Instructions for the task: Return each line of the records holding the string "notification".

─── Data shown

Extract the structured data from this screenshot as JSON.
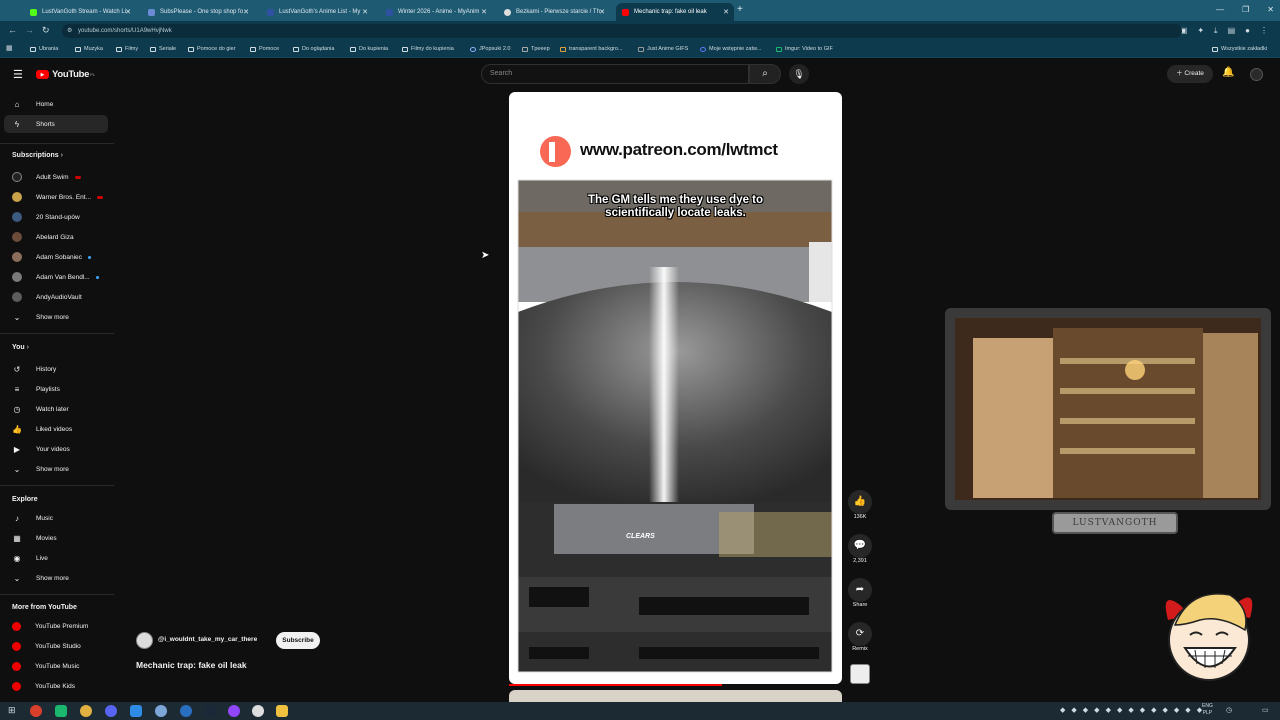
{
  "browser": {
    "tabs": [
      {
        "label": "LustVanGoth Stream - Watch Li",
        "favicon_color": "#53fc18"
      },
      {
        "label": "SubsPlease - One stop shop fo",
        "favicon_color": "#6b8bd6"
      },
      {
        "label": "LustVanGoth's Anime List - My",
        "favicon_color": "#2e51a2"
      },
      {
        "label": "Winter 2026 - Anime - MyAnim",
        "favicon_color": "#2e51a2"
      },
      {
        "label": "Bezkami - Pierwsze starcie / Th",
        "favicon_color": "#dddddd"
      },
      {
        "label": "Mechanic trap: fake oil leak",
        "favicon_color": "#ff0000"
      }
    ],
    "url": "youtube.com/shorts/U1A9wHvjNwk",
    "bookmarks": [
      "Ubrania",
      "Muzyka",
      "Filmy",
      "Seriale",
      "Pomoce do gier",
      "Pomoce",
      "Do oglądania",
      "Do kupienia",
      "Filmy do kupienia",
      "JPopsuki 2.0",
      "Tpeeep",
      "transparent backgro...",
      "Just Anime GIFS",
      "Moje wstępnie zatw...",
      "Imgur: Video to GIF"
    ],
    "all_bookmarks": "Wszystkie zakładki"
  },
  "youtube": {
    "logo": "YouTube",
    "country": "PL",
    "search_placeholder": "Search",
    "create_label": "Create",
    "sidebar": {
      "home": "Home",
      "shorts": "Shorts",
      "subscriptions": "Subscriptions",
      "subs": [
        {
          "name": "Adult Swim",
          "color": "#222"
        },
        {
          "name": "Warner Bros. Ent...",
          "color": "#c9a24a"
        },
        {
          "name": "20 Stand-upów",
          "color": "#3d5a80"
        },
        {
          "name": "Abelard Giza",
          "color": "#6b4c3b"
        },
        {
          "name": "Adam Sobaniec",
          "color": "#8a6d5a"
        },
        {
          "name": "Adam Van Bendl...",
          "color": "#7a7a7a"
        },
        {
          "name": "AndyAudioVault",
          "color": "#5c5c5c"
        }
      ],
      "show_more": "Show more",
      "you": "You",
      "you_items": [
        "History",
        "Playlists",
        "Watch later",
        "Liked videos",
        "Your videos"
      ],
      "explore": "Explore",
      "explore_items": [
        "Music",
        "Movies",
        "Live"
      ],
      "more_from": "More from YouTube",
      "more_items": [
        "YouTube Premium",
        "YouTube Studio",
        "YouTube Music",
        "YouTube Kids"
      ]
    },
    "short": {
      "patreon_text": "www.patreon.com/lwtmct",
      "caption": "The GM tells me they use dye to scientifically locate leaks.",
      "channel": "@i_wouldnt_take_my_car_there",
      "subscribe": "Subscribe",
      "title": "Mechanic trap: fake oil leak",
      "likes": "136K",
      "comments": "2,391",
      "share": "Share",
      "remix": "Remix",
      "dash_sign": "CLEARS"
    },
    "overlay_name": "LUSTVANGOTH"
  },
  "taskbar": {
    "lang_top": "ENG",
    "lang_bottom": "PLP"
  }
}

──────
─── Data shown

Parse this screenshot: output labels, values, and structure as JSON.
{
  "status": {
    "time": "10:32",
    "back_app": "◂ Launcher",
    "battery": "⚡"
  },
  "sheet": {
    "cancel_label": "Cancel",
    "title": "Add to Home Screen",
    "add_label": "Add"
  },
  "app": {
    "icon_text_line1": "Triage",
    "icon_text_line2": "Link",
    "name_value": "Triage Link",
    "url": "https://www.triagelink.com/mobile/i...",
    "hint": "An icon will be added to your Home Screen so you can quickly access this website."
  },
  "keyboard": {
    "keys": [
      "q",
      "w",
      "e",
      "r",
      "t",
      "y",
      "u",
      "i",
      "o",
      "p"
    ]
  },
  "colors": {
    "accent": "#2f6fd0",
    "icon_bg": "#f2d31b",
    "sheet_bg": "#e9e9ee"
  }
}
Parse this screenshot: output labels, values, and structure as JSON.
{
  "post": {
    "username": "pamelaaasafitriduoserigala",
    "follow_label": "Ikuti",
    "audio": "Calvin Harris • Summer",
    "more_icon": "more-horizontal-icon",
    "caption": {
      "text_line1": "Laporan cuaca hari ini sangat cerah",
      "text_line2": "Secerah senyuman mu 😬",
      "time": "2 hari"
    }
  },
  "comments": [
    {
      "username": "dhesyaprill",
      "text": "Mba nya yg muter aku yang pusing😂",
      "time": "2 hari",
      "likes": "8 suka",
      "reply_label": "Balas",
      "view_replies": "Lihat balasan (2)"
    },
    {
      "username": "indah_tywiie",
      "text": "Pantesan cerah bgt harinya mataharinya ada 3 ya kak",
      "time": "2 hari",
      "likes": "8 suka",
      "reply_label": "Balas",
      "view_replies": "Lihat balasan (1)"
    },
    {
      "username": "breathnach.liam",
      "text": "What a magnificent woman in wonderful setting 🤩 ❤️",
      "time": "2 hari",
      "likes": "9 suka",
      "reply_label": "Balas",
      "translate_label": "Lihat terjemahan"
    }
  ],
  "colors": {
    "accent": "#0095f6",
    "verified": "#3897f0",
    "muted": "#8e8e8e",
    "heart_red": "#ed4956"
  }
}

──────
─── Data shown

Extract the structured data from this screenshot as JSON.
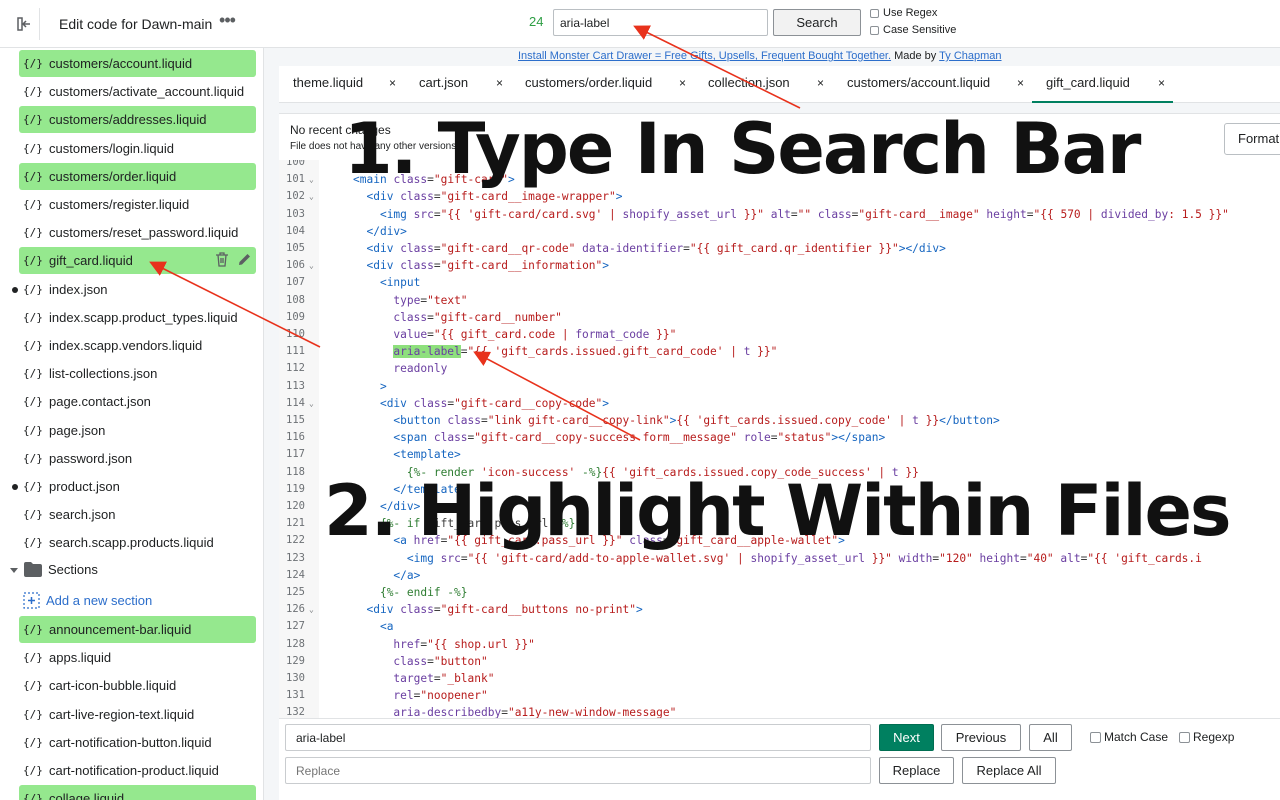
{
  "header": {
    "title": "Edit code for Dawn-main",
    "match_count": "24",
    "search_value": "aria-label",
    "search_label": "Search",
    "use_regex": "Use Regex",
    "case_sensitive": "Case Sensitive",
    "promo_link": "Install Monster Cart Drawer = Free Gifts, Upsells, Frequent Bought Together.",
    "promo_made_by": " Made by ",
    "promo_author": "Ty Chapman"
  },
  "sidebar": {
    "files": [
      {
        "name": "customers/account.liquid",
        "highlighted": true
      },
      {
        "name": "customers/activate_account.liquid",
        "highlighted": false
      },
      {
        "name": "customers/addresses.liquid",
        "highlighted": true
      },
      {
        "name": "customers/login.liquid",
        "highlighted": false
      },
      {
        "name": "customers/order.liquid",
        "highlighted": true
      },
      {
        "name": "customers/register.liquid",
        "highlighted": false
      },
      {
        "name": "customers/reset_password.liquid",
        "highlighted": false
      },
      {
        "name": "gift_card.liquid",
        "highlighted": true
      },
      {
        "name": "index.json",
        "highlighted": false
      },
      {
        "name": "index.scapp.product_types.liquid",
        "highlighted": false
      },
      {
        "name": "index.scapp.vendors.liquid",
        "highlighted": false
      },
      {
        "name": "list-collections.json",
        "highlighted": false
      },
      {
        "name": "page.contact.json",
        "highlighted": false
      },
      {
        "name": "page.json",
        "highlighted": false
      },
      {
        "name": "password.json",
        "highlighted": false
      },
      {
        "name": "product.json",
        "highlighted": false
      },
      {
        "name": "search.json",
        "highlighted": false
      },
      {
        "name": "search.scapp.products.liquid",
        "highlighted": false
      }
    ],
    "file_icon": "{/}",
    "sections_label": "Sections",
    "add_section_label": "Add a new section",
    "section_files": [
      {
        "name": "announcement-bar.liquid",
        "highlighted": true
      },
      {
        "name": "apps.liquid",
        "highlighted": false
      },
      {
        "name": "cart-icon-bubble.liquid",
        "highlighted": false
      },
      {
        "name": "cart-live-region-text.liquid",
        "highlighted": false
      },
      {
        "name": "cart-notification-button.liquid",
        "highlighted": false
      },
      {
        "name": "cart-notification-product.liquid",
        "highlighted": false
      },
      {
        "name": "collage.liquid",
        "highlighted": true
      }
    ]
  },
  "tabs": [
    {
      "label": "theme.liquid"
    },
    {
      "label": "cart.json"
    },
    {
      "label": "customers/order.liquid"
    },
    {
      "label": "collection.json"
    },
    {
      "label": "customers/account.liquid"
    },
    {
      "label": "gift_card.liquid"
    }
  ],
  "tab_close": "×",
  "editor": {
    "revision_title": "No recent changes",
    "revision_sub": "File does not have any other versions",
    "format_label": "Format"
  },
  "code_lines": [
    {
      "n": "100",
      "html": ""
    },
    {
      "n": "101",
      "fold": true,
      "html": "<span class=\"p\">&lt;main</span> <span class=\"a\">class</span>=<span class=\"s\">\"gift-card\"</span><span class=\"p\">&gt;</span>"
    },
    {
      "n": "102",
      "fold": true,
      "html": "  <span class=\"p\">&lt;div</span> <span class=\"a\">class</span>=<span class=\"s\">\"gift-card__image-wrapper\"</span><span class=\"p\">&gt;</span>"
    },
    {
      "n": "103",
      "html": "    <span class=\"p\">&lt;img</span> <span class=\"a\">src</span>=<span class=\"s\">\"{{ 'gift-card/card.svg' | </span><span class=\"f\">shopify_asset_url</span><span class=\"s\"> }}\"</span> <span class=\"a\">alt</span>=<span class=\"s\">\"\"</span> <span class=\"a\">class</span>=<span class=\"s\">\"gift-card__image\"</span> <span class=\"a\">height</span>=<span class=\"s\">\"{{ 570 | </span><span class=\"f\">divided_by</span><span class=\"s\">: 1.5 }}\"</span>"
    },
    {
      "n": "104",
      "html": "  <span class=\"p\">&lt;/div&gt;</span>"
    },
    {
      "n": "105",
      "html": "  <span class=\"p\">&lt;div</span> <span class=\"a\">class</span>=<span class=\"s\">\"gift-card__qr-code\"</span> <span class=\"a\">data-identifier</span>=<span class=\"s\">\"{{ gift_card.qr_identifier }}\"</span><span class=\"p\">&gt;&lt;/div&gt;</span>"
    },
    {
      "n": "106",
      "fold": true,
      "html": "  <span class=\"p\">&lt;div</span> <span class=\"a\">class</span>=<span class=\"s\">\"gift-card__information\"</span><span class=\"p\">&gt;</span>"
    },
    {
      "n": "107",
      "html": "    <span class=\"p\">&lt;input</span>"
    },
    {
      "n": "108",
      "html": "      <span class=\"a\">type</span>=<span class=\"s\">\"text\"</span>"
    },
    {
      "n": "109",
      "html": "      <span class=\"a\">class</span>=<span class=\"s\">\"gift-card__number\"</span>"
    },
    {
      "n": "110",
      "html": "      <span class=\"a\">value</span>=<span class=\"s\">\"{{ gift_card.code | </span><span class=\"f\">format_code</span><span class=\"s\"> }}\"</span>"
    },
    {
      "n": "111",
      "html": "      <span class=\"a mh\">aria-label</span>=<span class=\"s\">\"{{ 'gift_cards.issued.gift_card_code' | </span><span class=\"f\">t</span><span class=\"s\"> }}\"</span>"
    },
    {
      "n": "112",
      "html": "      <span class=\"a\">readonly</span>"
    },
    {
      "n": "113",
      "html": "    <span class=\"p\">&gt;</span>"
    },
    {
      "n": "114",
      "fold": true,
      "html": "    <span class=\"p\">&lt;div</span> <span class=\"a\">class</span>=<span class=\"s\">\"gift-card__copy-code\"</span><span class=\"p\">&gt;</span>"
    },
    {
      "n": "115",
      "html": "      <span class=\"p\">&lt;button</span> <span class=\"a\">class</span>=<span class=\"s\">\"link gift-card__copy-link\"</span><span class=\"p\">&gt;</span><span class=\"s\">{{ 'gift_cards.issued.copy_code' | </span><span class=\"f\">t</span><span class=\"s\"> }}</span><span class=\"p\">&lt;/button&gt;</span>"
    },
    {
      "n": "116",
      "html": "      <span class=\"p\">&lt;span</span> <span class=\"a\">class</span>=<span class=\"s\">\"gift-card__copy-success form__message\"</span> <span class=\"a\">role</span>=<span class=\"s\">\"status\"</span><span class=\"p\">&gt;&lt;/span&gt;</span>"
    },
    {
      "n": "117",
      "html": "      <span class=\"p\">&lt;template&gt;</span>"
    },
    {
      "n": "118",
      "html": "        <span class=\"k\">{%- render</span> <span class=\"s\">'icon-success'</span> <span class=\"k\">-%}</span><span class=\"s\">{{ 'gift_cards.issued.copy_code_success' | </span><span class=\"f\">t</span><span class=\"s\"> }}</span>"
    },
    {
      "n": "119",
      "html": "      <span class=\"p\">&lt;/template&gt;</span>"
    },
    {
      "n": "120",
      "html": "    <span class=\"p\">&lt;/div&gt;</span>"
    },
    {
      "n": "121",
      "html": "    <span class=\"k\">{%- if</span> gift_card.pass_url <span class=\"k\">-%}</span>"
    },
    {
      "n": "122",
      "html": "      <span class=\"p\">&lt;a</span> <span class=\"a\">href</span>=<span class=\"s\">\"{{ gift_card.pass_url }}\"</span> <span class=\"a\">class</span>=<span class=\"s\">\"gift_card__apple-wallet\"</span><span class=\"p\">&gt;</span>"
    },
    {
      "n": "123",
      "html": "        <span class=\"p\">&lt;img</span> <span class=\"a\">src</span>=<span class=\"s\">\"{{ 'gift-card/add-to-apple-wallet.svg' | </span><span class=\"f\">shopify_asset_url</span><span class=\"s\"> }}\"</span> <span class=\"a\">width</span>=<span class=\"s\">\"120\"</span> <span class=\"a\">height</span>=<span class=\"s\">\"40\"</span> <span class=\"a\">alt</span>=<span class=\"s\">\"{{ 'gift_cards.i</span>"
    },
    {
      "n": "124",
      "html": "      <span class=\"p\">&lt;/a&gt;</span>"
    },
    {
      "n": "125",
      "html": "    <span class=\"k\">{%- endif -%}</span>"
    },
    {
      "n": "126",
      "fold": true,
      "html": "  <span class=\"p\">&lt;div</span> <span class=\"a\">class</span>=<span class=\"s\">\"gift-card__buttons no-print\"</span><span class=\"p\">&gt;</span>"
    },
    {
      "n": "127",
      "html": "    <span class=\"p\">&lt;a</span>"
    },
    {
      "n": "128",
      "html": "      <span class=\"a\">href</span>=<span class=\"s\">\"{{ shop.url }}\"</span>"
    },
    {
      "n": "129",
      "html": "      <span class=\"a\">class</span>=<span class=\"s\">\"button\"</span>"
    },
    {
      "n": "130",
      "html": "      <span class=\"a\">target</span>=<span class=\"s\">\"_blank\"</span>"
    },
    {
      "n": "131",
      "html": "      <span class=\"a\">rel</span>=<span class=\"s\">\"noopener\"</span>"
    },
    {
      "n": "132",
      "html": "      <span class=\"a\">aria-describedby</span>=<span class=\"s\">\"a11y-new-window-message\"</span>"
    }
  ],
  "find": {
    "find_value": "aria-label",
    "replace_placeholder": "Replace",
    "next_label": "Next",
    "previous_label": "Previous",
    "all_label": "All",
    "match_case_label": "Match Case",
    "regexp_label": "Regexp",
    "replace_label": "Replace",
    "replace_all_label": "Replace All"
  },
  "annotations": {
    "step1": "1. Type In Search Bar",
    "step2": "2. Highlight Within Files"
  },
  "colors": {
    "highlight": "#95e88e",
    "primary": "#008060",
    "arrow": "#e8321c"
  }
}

──────

Solution for this exercise:
        "name": "cart-notification-button.liquid",
        "name": "cart-notification-product.liquid",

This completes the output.